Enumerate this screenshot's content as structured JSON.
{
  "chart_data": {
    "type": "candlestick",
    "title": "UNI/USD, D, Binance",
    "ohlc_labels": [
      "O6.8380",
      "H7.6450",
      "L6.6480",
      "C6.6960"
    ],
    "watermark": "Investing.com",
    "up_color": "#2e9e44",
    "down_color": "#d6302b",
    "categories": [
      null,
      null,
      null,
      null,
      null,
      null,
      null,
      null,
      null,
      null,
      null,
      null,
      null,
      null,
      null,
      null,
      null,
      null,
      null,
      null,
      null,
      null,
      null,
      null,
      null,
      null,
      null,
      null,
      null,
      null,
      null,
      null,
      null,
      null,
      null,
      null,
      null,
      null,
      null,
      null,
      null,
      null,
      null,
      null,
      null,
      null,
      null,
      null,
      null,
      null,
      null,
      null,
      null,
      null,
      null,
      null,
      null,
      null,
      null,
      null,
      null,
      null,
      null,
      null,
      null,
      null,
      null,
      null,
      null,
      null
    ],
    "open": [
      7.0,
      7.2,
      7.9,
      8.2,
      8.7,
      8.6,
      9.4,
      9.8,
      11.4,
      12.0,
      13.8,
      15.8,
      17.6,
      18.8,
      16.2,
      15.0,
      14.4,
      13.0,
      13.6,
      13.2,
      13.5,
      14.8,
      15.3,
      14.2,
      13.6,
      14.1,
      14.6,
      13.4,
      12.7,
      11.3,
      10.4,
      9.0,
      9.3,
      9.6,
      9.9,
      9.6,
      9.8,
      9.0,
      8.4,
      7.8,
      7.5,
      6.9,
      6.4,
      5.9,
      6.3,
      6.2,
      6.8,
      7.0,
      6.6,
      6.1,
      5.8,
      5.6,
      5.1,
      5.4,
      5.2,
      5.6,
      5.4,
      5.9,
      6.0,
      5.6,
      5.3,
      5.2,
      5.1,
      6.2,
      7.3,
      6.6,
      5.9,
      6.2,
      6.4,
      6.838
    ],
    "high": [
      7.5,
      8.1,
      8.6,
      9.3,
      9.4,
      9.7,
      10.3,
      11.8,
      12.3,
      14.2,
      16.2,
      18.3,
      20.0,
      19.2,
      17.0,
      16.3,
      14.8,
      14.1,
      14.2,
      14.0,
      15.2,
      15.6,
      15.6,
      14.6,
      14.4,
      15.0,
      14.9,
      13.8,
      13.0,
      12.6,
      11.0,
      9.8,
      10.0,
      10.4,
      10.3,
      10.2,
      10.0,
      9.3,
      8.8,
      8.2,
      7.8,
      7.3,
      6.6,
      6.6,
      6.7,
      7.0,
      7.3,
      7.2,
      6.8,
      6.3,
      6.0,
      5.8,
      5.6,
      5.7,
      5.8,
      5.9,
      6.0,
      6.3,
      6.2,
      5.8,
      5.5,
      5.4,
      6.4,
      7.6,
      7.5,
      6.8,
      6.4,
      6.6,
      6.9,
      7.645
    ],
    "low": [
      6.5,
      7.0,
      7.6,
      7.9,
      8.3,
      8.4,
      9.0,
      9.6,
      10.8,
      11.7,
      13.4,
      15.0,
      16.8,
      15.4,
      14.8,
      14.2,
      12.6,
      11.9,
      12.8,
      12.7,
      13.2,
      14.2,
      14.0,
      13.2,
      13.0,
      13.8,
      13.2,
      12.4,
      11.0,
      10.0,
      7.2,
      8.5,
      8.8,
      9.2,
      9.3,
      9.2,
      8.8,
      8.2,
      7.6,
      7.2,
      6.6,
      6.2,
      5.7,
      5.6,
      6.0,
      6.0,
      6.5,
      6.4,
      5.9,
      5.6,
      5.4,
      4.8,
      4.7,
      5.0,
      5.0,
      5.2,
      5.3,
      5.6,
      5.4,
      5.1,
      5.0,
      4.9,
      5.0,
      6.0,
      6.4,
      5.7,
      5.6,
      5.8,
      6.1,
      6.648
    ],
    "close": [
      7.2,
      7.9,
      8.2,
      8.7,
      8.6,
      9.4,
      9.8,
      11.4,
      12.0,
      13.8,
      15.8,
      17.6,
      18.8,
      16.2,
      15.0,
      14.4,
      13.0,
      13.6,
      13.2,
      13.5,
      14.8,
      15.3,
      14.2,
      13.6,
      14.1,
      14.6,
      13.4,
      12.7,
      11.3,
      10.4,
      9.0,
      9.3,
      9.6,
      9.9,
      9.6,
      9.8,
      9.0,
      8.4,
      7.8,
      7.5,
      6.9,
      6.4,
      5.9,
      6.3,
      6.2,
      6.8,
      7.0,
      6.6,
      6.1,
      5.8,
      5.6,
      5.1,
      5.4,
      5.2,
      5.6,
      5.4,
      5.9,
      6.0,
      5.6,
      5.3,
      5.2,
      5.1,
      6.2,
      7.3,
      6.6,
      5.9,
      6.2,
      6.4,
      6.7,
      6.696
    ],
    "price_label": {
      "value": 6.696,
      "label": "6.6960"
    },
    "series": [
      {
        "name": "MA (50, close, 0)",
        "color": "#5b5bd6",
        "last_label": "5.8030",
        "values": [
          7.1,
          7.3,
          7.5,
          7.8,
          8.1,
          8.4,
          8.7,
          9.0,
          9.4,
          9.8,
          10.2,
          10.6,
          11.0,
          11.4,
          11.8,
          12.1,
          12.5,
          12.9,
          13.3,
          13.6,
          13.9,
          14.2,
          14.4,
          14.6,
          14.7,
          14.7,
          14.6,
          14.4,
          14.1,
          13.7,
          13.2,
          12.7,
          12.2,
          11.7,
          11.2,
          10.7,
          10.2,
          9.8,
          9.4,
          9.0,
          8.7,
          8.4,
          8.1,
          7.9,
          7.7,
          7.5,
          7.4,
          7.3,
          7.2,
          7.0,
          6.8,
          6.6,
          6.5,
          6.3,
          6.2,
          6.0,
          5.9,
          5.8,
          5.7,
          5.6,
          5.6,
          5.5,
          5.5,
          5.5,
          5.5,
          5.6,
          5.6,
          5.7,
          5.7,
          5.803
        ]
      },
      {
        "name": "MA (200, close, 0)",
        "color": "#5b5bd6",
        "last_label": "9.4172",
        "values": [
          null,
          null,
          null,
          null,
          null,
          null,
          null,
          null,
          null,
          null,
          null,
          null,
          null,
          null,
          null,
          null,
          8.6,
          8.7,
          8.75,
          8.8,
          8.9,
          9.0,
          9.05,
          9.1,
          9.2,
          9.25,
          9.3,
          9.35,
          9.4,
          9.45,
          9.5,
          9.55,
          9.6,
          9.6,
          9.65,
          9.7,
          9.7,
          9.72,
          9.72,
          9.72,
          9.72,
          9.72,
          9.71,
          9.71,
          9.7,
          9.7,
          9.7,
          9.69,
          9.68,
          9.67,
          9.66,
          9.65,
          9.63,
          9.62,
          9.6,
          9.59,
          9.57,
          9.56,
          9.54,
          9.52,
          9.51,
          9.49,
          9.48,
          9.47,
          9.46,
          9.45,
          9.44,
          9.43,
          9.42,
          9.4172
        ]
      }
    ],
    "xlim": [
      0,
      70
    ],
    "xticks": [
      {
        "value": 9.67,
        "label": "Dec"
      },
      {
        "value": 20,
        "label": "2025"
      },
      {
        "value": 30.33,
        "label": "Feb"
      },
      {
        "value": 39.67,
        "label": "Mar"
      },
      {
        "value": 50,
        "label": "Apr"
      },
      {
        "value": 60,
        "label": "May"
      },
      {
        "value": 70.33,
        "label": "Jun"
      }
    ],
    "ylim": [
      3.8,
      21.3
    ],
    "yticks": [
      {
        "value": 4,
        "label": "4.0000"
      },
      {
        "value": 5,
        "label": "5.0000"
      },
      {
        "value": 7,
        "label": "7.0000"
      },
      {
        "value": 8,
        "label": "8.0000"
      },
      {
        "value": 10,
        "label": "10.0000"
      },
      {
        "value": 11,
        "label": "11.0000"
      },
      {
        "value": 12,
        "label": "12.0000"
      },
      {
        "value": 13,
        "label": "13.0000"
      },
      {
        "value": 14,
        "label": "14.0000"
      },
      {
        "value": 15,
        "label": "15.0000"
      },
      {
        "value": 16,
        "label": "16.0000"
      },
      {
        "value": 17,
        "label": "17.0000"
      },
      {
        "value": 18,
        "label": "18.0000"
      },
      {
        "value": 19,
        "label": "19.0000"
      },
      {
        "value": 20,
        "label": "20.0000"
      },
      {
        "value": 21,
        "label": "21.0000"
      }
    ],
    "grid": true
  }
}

_ _ _ _ _

* To do
Go over the records above and tally each line that includes "close". Give the total by itself.

* In response
3